Return a copy of each line that holds the string "déclare".
** Begin Records to process **
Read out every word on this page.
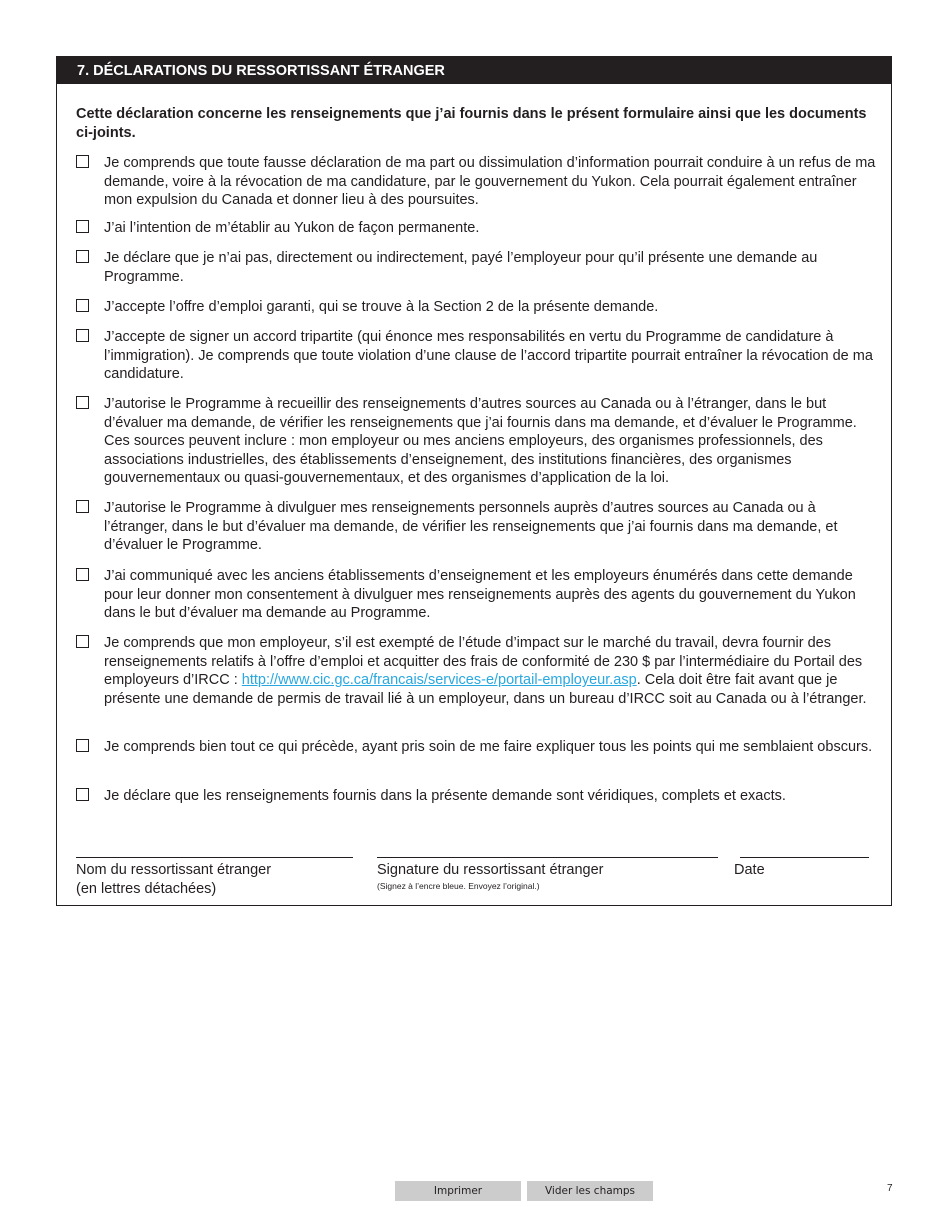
7. DÉCLARATIONS DU RESSORTISSANT ÉTRANGER
Cette déclaration concerne les renseignements que j’ai fournis dans le présent formulaire ainsi que les documents ci-joints.
Je comprends que toute fausse déclaration de ma part ou dissimulation d’information pourrait conduire à un refus de ma demande, voire à la révocation de ma candidature, par le gouvernement du Yukon. Cela pourrait également entraîner mon expulsion du Canada et donner lieu à des poursuites.
J’ai l’intention de m’établir au Yukon de façon permanente.
Je déclare que je n’ai pas, directement ou indirectement, payé l’employeur pour qu’il présente une demande au Programme.
J’accepte l’offre d’emploi garanti, qui se trouve à la Section 2 de la présente demande.
J’accepte de signer un accord tripartite (qui énonce mes responsabilités en vertu du Programme de candidature à l’immigration). Je comprends que toute violation d’une clause de l’accord tripartite pourrait entraîner la révocation de ma candidature.
J’autorise le Programme à recueillir des renseignements d’autres sources au Canada ou à l’étranger, dans le but d’évaluer ma demande, de vérifier les renseignements que j’ai fournis dans ma demande, et d’évaluer le Programme. Ces sources peuvent inclure : mon employeur ou mes anciens employeurs, des organismes professionnels, des associations industrielles, des établissements d’enseignement, des institutions financières, des organismes gouvernementaux ou quasi-gouvernementaux, et des organismes d’application de la loi.
J’autorise le Programme à divulguer mes renseignements personnels auprès d’autres sources au Canada ou à l’étranger, dans le but d’évaluer ma demande, de vérifier les renseignements que j’ai fournis dans ma demande, et d’évaluer le Programme.
J’ai communiqué avec les anciens établissements d’enseignement et les employeurs énumérés dans cette demande pour leur donner mon consentement à divulguer mes renseignements auprès des agents du gouvernement du Yukon dans le but d’évaluer ma demande au Programme.
Je comprends que mon employeur, s’il est exempté de l’étude d’impact sur le marché du travail, devra fournir des renseignements relatifs à l’offre d’emploi et acquitter des frais de conformité de 230 $ par l’intermédiaire du Portail des employeurs d’IRCC : http://www.cic.gc.ca/francais/services-e/portail-employeur.asp. Cela doit être fait avant que je présente une demande de permis de travail lié à un employeur, dans un bureau d’IRCC soit au Canada ou à l’étranger.
Je comprends bien tout ce qui précède, ayant pris soin de me faire expliquer tous les points qui me semblaient obscurs.
Je déclare que les renseignements fournis dans la présente demande sont véridiques, complets et exacts.
Nom du ressortissant étranger
(en lettres détachées)
Signature du ressortissant étranger
(Signez à l’encre bleue. Envoyez l’original.)
Date
Imprimer	Vider les champs	7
** End Records to process **
● **Result of this task**:
Je déclare que je n’ai pas, directement ou indirectement, payé l’employeur pour qu’il présente une demande au Programme.
Je déclare que les renseignements fournis dans la présente demande sont véridiques, complets et exacts.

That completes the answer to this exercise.